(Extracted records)
• • • • •
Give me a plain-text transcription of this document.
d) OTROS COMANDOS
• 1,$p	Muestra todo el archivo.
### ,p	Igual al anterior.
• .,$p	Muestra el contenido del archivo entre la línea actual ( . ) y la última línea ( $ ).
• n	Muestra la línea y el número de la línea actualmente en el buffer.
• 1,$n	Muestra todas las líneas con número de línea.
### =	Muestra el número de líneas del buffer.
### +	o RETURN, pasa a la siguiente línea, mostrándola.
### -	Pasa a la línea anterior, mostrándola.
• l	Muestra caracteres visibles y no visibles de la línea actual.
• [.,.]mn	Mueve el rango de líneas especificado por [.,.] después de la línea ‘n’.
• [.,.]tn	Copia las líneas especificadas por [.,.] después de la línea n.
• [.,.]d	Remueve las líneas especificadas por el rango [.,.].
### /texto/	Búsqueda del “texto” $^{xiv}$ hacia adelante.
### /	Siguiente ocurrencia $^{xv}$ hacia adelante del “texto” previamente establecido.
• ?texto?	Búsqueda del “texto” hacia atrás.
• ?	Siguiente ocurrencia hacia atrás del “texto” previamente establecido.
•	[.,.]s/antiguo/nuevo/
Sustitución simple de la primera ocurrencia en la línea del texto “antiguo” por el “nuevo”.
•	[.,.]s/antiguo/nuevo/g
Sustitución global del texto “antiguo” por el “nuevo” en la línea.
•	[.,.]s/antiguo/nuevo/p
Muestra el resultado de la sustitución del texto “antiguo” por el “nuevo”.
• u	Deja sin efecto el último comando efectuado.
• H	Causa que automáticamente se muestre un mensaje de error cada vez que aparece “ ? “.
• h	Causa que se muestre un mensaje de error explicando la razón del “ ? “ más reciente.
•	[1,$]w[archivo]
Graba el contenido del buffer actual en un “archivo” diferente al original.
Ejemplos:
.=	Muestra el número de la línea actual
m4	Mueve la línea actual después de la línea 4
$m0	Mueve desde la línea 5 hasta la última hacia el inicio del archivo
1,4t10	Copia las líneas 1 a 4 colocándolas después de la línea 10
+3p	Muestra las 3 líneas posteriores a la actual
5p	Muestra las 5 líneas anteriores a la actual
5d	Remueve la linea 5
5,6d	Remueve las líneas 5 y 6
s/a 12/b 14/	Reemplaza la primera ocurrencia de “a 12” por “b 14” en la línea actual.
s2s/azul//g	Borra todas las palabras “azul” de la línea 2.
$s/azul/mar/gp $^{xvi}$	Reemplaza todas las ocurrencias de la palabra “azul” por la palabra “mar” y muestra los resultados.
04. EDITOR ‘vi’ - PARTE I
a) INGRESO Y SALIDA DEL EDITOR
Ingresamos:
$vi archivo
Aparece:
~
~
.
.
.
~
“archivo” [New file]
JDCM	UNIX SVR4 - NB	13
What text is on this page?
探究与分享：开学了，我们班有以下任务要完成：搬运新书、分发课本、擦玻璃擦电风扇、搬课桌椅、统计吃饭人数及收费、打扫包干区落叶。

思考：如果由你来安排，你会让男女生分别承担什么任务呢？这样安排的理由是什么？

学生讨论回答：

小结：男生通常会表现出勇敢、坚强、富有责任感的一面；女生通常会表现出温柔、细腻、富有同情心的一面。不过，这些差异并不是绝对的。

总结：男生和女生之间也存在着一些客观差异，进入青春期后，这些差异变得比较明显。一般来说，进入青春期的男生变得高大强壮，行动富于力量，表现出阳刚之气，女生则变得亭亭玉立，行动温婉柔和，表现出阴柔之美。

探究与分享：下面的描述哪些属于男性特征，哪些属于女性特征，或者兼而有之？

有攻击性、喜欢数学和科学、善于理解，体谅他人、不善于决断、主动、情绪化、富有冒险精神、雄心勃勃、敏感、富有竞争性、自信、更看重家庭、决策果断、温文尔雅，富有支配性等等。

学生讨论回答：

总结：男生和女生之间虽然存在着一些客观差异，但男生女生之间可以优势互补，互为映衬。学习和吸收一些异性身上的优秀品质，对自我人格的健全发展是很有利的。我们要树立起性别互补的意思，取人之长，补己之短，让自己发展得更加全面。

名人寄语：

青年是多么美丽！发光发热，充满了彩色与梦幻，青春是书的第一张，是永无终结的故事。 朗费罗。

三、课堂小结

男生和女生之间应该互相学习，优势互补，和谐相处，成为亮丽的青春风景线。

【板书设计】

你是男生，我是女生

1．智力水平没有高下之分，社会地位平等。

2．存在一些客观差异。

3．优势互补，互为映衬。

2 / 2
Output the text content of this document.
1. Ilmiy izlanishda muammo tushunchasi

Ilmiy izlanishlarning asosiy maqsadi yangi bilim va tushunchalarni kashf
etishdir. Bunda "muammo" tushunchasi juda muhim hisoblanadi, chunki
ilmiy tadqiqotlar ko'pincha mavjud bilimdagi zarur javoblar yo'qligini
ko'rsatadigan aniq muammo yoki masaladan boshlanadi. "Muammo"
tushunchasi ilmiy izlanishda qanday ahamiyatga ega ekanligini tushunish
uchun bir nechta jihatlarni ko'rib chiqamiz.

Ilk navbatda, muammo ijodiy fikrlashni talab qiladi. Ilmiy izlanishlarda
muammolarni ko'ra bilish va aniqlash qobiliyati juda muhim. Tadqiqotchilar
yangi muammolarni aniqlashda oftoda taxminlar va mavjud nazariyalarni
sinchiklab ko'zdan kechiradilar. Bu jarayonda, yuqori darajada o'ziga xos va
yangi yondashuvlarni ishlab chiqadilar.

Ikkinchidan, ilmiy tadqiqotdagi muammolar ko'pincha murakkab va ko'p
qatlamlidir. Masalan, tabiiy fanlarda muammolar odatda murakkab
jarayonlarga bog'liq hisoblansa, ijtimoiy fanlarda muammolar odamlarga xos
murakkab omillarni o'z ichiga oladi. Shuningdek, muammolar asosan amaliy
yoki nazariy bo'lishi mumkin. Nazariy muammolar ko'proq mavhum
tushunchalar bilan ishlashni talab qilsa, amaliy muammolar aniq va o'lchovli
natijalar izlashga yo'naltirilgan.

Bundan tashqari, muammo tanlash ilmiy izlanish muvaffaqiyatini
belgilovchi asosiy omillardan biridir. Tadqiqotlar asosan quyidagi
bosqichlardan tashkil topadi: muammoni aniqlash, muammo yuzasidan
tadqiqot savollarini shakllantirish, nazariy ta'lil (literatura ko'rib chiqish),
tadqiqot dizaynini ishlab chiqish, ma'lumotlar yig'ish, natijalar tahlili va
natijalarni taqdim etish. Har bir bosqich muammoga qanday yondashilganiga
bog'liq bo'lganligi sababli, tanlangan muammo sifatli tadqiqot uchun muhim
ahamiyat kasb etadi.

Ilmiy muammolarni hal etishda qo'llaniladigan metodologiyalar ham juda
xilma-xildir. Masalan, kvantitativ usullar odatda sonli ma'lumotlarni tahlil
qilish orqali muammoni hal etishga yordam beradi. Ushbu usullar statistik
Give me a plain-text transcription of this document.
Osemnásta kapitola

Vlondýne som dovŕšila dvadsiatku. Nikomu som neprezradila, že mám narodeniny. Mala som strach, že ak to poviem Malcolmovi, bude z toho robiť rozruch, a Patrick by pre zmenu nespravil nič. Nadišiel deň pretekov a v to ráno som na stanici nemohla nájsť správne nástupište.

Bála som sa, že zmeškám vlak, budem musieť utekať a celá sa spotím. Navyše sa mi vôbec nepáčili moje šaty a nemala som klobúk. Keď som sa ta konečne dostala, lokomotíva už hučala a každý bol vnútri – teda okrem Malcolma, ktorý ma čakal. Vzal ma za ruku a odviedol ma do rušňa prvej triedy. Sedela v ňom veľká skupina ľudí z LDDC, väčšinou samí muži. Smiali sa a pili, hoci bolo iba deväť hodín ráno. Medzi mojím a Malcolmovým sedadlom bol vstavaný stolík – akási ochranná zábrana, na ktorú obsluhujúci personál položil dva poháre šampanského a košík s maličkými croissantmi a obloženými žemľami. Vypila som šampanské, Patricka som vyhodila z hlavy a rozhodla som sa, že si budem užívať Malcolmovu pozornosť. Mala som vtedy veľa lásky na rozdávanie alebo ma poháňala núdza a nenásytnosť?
• • • • •
(REQUIREMENTS) Find every line in the records that has the string "contenido", then state how many there are and nothing else.

(TASK RESULT) 2